What is needed:
Find the string "name" in the listing and report every line that has it.
>> START Task data
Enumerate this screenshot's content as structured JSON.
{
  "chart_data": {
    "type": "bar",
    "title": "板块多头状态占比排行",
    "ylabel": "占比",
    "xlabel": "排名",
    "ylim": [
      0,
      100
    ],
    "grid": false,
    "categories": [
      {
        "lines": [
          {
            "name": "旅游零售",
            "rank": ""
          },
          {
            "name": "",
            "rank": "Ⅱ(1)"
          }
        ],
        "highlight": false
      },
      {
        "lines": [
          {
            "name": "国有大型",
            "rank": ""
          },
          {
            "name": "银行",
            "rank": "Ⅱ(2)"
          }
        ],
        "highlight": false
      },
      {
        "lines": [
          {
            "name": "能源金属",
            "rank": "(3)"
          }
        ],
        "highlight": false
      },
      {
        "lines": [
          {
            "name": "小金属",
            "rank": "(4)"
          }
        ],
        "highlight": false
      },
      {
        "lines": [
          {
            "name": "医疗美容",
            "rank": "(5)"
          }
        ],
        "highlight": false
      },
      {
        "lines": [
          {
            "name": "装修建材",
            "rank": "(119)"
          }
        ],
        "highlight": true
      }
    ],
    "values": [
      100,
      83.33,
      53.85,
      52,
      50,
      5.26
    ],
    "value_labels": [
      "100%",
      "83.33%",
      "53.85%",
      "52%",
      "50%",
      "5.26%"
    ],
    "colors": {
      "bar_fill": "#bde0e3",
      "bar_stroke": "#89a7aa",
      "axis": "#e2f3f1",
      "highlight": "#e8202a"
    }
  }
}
>> END Task data
The reply:
            "name": "旅游零售",
            "name": "",
            "name": "国有大型",
            "name": "银行",
            "name": "能源金属",
            "name": "小金属",
            "name": "医疗美容",
            "name": "装修建材",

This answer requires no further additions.